Short task:
Search the entries below. Return every line that has "البابا" in it.

— start of Records —

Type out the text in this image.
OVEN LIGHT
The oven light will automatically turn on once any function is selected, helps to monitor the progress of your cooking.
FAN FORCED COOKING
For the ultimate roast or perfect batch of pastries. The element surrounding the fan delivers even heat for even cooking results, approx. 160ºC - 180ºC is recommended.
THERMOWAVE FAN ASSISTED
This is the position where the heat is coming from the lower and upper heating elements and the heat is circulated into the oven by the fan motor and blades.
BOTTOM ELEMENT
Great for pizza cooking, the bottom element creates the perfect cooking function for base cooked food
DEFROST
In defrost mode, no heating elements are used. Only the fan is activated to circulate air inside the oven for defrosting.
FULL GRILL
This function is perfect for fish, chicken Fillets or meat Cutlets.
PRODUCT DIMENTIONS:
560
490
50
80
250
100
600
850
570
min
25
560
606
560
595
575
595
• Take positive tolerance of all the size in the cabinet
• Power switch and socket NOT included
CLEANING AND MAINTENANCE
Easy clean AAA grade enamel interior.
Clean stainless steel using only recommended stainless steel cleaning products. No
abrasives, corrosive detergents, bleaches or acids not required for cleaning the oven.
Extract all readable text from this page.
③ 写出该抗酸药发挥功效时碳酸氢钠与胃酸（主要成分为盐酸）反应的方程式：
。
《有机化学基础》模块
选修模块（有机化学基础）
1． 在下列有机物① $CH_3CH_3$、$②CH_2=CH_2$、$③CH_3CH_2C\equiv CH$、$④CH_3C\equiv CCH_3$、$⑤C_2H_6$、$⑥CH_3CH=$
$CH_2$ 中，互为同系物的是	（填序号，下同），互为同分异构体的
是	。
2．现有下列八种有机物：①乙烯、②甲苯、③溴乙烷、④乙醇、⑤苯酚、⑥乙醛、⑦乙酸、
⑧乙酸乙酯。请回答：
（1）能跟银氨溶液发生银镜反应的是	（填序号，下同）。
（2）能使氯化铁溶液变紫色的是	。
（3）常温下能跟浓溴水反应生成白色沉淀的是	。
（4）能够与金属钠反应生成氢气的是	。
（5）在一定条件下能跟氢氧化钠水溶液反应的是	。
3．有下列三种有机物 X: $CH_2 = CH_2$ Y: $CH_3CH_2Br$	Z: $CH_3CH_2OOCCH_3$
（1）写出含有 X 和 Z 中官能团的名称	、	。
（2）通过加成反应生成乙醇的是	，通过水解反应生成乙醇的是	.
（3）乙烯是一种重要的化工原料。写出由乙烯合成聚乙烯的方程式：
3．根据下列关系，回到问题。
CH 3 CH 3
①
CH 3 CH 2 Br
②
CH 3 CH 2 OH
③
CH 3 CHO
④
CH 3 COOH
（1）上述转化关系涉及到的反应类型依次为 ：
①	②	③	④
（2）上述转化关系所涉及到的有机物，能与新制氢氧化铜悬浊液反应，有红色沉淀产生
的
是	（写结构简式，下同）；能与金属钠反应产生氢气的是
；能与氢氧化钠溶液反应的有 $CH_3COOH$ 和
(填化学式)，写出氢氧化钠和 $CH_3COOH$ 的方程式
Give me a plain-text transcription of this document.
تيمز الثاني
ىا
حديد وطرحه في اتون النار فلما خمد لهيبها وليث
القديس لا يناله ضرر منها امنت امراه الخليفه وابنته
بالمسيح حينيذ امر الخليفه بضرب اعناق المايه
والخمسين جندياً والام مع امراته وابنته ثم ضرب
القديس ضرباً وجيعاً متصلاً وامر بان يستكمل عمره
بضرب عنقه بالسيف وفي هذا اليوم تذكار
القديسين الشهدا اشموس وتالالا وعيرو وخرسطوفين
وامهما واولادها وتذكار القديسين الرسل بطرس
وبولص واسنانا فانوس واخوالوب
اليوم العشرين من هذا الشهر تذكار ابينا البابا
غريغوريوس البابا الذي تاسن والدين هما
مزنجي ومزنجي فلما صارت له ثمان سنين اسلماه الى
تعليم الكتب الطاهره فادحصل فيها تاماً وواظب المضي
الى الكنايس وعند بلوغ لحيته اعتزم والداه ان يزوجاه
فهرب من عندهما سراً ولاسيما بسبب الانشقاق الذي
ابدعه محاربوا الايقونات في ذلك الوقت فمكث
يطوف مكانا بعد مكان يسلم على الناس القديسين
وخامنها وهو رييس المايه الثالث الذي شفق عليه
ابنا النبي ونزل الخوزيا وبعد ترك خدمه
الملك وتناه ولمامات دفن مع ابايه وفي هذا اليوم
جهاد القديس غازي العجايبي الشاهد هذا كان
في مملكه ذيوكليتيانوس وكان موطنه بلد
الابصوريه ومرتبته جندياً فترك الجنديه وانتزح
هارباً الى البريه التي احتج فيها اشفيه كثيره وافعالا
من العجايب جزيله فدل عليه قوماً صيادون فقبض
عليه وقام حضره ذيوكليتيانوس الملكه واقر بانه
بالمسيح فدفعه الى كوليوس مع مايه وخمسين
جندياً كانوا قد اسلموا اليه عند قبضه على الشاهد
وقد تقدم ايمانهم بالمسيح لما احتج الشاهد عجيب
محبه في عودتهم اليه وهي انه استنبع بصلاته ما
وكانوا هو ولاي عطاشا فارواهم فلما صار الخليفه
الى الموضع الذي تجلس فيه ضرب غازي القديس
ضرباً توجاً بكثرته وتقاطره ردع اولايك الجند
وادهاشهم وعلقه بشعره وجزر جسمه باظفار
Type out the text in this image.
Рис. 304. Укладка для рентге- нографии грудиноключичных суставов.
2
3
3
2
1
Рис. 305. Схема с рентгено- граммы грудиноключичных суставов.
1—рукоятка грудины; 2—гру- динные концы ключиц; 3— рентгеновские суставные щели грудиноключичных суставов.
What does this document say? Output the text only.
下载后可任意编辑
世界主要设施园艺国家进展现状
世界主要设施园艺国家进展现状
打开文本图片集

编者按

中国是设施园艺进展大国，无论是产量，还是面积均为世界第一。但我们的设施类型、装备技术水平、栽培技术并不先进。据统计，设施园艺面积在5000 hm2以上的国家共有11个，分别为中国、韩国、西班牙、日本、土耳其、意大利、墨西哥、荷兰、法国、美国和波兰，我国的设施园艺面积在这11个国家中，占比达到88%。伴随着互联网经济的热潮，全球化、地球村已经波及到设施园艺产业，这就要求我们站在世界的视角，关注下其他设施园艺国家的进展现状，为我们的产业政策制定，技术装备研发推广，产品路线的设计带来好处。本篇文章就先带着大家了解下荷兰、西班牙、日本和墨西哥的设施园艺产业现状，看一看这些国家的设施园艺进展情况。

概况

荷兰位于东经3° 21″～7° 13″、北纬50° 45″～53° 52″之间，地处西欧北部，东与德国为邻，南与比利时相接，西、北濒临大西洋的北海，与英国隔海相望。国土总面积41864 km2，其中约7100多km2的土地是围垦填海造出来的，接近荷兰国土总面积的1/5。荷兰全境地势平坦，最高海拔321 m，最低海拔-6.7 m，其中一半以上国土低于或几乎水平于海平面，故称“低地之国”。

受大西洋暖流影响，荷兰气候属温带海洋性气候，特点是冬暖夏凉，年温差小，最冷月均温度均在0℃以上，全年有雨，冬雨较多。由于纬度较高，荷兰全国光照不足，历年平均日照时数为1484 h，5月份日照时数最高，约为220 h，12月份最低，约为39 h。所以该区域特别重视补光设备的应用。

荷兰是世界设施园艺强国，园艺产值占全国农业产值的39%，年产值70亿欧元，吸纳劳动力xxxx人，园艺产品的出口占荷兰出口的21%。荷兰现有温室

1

— end of Records —

Response to this task:
اليوم العشرين من هذا الشهر تذكار ابينا البابا
غريغوريوس البابا الذي تاسن والدين هما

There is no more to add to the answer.